Dataset entries:

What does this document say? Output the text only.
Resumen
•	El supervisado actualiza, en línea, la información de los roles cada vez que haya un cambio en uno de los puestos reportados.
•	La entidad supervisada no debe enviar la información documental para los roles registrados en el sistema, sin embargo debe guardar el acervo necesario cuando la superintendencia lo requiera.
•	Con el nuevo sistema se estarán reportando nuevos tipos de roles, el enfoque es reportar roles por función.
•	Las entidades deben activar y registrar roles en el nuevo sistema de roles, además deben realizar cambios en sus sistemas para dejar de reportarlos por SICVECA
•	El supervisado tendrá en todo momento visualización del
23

What to work on: Please restate the data word for word, every record included.

Task response:
What does this document say? Output the text only.
Resumen
•	El supervisado actualiza, en línea, la información de los roles cada vez que haya un cambio en uno de los puestos reportados.
•	La entidad supervisada no debe enviar la información documental para los roles registrados en el sistema, sin embargo debe guardar el acervo necesario cuando la superintendencia lo requiera.
•	Con el nuevo sistema se estarán reportando nuevos tipos de roles, el enfoque es reportar roles por función.
•	Las entidades deben activar y registrar roles en el nuevo sistema de roles, además deben realizar cambios en sus sistemas para dejar de reportarlos por SICVECA
•	El supervisado tendrá en todo momento visualización del
23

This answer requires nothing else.